WHAT YOU SHOULD DO. Restate each line of the listing exactly, without carrying over any pictures.

RECORDS FOR THIS EXERCISE.
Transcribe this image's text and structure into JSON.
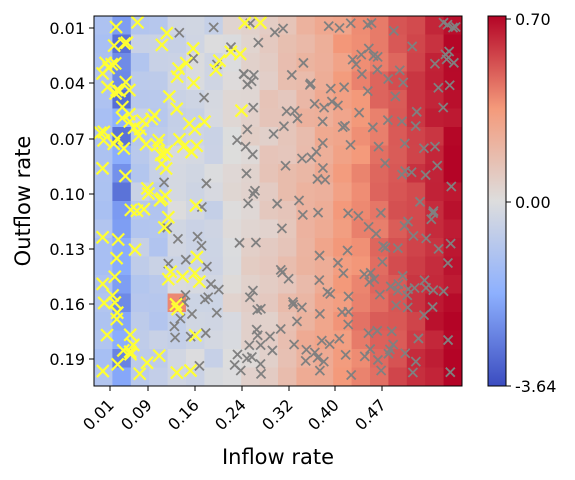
{
  "chart_data": {
    "type": "heatmap",
    "xlabel": "Inflow rate",
    "ylabel": "Outflow rate",
    "x_tick_labels": [
      "0.01",
      "0.09",
      "0.16",
      "0.24",
      "0.32",
      "0.40",
      "0.47"
    ],
    "y_tick_labels": [
      "0.01",
      "0.04",
      "0.07",
      "0.10",
      "0.13",
      "0.16",
      "0.19"
    ],
    "x_range": [
      0.0,
      0.5
    ],
    "y_range": [
      0.0,
      0.2
    ],
    "y_inverted": true,
    "grid": {
      "rows": 20,
      "cols": 20
    },
    "colorbar": {
      "colormap": "coolwarm",
      "tick_labels": [
        "0.70",
        "0.00",
        "-3.64"
      ],
      "vmin": -3.64,
      "vcenter": 0.0,
      "vmax": 0.7
    },
    "marker_colors": {
      "yellow": "#ffff33",
      "gray": "#808080"
    },
    "markers": {
      "yellow_count_approx": 130,
      "gray_count_approx": 260,
      "yellow_region": "left side (inflow < ~0.22)",
      "gray_region": "right side (inflow > ~0.15)"
    }
  }
}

RESPONSE TO THIS EXERCISE.
Transcribe this image's text and structure into JSON.
{
  "chart_data": {
    "type": "heatmap",
    "xlabel": "Inflow rate",
    "ylabel": "Outflow rate",
    "x_tick_labels": [
      "0.01",
      "0.09",
      "0.16",
      "0.24",
      "0.32",
      "0.40",
      "0.47"
    ],
    "y_tick_labels": [
      "0.01",
      "0.04",
      "0.07",
      "0.10",
      "0.13",
      "0.16",
      "0.19"
    ],
    "x_range": [
      0.0,
      0.5
    ],
    "y_range": [
      0.0,
      0.2
    ],
    "y_inverted": true,
    "grid": {
      "rows": 20,
      "cols": 20
    },
    "colorbar": {
      "colormap": "coolwarm",
      "tick_labels": [
        "0.70",
        "0.00",
        "-3.64"
      ],
      "vmin": -3.64,
      "vcenter": 0.0,
      "vmax": 0.7
    },
    "marker_colors": {
      "yellow": "#ffff33",
      "gray": "#808080"
    },
    "markers": {
      "yellow_count_approx": 130,
      "gray_count_approx": 260,
      "yellow_region": "left side (inflow < ~0.22)",
      "gray_region": "right side (inflow > ~0.15)"
    }
  }
}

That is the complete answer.